[What to produce] Write out each line from the data below that includes the word "Tralkasaurus".

[Given data]
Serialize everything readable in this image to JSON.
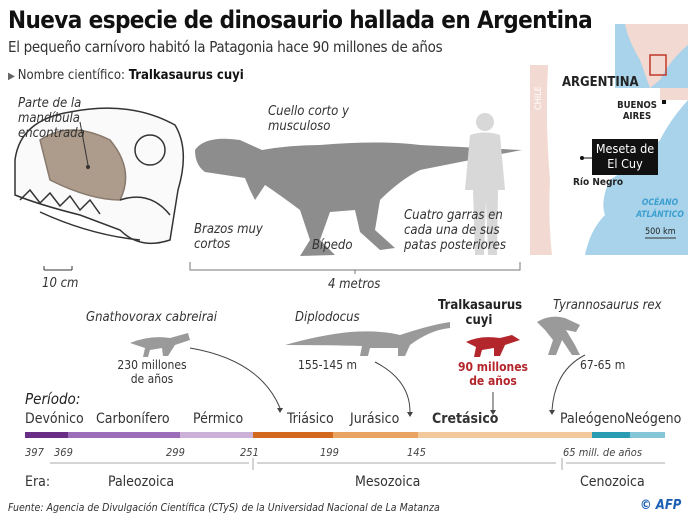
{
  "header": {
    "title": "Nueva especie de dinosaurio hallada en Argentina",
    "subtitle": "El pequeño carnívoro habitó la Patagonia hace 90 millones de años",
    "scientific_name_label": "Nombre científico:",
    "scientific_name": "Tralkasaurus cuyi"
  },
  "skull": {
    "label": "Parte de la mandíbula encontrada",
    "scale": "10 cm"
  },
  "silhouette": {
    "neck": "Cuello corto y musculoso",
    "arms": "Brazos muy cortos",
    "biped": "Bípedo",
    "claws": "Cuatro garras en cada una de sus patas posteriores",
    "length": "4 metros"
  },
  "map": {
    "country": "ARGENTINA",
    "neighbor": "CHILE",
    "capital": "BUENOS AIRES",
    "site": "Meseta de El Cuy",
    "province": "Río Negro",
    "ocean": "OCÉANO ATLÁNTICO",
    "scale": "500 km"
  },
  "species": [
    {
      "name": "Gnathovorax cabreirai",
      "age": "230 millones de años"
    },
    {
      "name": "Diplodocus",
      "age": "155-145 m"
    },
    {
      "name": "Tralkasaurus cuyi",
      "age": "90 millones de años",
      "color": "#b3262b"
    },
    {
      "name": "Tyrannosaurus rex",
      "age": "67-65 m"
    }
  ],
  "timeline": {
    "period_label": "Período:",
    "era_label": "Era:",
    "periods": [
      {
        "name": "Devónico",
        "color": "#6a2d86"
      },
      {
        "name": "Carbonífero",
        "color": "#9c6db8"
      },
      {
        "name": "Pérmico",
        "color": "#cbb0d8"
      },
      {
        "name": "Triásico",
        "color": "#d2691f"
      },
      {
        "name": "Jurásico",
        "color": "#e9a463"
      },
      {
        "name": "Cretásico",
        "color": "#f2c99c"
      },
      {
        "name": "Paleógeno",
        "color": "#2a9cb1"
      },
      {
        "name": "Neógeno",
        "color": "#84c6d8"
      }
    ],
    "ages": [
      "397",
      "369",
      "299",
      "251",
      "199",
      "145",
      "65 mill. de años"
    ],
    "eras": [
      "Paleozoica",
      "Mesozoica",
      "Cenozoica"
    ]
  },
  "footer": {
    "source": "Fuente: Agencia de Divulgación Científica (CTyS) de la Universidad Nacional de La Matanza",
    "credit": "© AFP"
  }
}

[Result of this task]
    "scientific_name": "Tralkasaurus cuyi"
      "name": "Tralkasaurus cuyi",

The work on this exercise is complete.